_Task details_
In the records below, find each line containing the word "true" and copy it.

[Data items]
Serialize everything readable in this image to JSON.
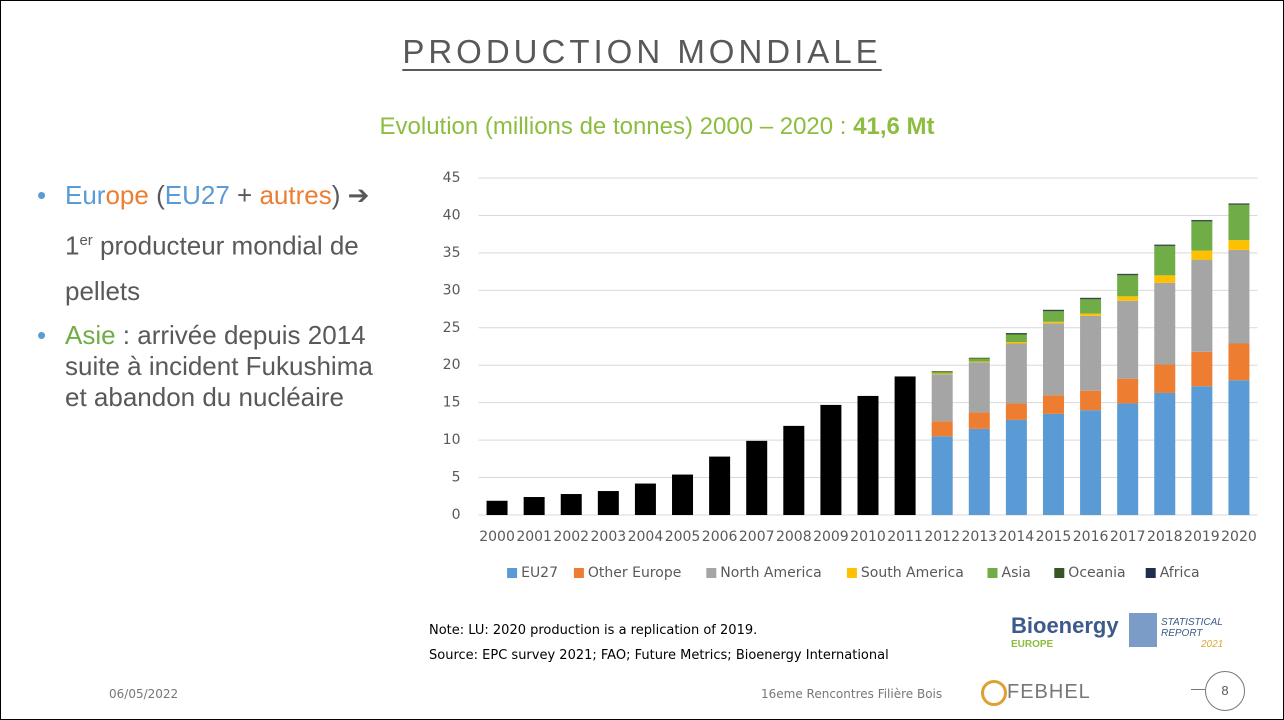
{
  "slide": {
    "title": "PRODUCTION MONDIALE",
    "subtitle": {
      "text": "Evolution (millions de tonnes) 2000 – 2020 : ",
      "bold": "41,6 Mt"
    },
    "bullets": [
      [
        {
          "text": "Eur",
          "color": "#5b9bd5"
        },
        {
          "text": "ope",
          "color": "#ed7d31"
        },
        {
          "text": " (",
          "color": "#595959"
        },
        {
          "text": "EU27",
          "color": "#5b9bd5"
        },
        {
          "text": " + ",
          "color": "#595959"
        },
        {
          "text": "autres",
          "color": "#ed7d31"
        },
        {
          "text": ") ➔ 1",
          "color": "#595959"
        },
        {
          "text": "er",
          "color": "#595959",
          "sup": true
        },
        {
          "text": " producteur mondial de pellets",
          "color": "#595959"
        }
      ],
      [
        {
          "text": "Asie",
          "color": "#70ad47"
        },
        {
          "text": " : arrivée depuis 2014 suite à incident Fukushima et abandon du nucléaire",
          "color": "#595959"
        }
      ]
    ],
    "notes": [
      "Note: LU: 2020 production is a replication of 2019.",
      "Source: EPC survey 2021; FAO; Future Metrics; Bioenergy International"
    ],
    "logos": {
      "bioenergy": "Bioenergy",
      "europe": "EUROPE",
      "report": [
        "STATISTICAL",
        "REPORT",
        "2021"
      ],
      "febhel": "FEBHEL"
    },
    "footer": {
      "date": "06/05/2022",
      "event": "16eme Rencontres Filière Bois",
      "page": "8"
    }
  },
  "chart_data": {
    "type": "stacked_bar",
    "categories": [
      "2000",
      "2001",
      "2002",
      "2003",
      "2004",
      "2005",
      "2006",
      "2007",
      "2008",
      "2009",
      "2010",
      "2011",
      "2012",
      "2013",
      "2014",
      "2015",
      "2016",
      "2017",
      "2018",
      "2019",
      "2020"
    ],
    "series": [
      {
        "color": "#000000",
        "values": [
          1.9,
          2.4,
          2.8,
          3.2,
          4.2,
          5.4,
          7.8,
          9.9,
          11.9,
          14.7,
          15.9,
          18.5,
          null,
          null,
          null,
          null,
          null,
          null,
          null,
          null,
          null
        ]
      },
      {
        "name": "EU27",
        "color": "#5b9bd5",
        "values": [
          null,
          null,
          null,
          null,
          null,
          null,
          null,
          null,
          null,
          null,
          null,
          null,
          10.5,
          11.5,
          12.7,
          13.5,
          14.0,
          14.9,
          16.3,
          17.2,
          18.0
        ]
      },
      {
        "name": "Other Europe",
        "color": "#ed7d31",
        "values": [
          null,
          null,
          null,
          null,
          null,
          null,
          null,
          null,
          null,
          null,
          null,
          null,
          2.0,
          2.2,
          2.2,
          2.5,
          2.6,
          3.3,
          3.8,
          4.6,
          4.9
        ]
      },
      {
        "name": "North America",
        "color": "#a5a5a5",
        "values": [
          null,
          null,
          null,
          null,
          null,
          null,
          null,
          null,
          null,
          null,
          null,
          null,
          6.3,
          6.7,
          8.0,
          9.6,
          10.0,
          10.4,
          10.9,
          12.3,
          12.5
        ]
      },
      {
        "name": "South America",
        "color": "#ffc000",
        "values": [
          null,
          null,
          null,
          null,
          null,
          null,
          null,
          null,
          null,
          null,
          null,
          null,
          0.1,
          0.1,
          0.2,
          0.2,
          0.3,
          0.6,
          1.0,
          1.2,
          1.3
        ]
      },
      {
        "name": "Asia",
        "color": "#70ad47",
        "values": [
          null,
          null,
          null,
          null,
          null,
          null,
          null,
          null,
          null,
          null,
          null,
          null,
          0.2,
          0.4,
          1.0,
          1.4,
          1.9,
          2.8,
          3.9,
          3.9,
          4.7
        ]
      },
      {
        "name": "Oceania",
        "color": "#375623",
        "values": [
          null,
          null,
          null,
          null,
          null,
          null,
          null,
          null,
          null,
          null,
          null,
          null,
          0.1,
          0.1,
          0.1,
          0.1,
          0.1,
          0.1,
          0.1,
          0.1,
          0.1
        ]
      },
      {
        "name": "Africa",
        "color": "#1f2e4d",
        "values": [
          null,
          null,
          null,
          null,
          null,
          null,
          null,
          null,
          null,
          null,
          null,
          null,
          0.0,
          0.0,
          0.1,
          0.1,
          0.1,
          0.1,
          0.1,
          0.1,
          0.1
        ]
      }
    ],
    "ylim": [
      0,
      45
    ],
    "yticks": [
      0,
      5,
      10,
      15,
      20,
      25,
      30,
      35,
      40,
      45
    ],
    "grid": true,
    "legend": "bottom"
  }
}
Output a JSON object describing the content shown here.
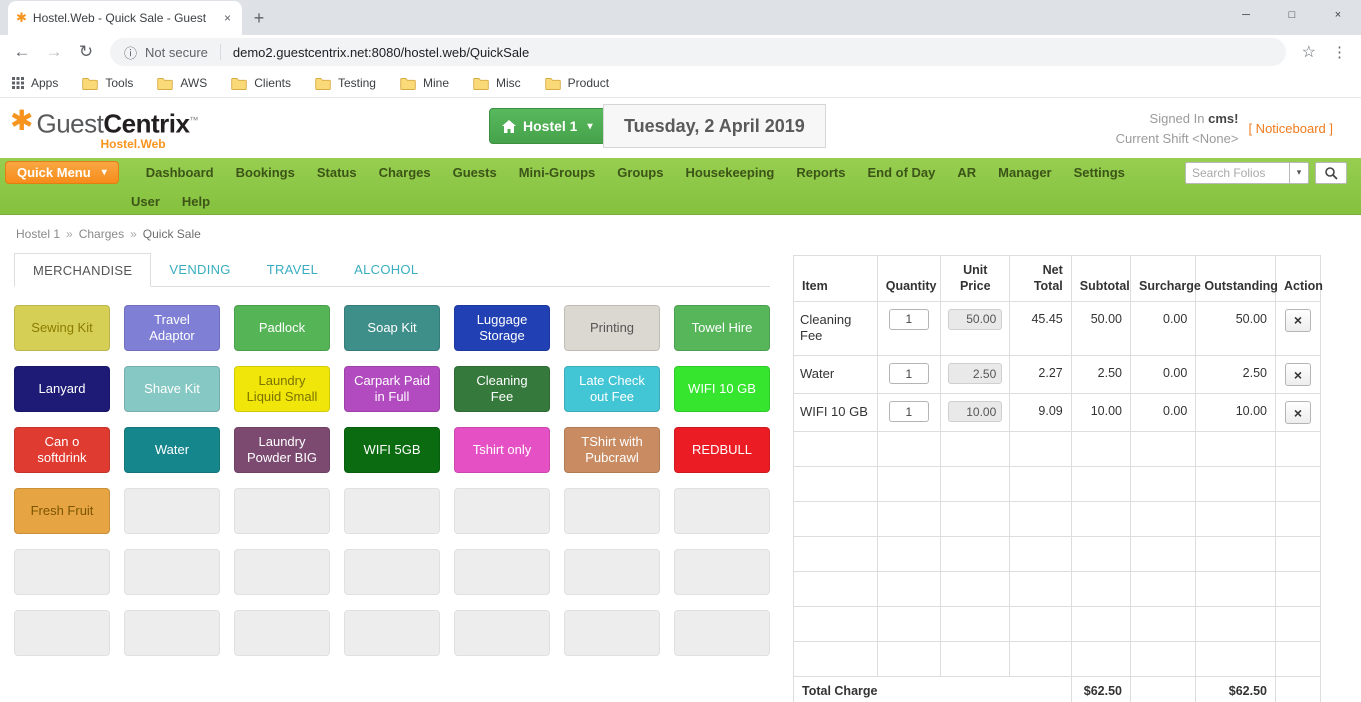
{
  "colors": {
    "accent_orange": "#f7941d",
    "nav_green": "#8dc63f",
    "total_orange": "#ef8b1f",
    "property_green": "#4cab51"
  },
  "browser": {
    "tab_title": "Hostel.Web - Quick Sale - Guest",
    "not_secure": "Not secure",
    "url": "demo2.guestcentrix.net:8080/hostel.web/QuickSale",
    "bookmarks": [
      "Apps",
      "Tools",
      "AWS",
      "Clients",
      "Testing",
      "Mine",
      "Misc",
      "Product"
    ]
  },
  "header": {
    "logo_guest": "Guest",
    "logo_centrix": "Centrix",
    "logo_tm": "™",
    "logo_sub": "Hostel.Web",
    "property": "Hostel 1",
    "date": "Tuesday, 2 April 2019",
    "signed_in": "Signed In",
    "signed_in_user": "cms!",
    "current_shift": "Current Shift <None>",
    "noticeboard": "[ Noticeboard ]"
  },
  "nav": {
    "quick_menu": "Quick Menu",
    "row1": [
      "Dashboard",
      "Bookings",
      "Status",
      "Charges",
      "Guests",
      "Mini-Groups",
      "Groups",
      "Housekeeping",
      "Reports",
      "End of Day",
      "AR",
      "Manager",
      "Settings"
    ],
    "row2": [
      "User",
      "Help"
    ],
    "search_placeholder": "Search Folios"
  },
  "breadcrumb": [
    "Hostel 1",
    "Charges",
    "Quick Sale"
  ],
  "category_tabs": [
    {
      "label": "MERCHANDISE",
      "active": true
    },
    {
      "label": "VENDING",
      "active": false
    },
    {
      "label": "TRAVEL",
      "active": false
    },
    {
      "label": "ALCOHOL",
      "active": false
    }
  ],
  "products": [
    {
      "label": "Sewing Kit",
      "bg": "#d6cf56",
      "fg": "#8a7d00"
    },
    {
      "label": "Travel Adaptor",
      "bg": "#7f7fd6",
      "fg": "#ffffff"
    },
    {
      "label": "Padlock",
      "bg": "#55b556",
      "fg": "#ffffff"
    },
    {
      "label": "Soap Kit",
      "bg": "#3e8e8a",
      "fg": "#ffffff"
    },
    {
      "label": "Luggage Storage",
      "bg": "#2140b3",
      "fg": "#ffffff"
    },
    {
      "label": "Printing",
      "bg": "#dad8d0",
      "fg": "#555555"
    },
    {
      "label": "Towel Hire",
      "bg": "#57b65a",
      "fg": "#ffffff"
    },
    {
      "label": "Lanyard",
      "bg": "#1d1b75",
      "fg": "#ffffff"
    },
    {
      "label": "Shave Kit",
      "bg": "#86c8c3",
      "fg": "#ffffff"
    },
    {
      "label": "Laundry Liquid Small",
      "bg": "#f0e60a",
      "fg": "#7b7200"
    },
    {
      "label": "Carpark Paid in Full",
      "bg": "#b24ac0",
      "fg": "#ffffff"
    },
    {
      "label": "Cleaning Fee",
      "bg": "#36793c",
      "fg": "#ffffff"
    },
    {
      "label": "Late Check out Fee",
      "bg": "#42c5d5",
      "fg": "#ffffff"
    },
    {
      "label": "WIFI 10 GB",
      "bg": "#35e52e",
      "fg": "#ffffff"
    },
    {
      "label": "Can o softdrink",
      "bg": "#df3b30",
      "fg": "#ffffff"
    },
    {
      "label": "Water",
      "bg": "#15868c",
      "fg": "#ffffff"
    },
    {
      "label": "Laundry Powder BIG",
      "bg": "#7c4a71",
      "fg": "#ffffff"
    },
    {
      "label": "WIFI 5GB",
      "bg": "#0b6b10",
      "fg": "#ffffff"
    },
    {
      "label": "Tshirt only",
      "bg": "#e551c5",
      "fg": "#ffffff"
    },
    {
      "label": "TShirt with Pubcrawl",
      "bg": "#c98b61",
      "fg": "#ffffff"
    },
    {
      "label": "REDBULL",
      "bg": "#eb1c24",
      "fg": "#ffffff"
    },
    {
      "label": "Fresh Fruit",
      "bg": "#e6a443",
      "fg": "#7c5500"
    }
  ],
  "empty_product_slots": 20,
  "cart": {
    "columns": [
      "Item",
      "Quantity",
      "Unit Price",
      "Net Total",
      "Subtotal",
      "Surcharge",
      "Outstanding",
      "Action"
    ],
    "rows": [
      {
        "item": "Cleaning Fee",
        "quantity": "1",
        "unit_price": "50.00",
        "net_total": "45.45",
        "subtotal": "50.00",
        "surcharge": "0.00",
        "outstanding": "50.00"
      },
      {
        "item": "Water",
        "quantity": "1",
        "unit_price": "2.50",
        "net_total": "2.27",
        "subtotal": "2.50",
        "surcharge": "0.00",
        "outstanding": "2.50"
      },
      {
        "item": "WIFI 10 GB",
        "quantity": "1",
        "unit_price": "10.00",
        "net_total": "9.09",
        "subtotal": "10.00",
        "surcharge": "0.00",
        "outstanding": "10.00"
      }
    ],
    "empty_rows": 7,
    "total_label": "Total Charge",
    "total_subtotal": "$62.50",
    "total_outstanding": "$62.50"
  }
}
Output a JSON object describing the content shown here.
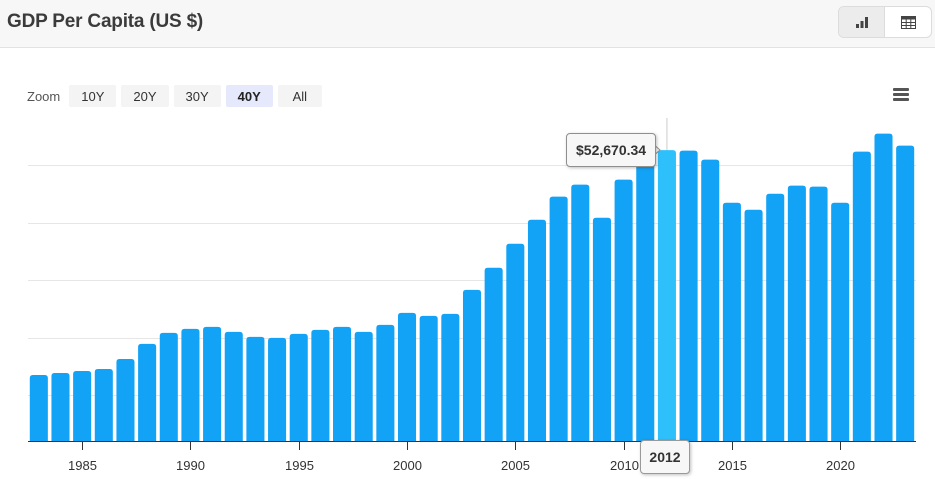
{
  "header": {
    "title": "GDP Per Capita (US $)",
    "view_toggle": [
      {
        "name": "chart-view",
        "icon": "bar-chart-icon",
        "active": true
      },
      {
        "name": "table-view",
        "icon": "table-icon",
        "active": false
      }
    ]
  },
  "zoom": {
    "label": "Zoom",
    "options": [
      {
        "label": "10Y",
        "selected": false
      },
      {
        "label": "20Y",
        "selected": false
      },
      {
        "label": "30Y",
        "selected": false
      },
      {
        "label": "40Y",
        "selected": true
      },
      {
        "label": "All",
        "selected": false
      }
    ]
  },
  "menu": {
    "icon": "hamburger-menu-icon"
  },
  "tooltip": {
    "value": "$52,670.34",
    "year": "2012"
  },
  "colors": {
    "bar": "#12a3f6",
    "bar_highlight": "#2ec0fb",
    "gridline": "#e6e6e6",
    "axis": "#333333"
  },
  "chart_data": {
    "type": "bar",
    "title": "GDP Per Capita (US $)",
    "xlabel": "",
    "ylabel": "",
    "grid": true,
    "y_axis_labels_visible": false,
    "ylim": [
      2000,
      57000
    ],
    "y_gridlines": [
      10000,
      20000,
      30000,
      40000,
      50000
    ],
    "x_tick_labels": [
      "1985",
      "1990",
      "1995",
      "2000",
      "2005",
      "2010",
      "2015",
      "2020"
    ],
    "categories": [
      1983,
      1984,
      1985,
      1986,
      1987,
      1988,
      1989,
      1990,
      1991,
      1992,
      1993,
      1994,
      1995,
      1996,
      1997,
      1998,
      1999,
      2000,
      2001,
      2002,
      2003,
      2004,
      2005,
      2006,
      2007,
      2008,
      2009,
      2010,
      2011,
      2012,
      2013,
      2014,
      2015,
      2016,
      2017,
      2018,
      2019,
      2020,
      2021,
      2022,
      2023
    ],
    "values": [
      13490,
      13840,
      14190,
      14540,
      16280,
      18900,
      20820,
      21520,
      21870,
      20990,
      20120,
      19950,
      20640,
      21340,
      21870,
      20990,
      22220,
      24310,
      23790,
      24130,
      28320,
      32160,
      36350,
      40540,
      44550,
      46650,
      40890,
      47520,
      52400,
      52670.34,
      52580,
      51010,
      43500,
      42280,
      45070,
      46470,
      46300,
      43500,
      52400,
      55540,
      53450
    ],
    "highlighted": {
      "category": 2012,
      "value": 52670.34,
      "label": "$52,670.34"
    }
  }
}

_Exercise solution_
          "sup": true
    "grid": true,
      "active": true
        "active": true
        "selected": true
    "grid": true,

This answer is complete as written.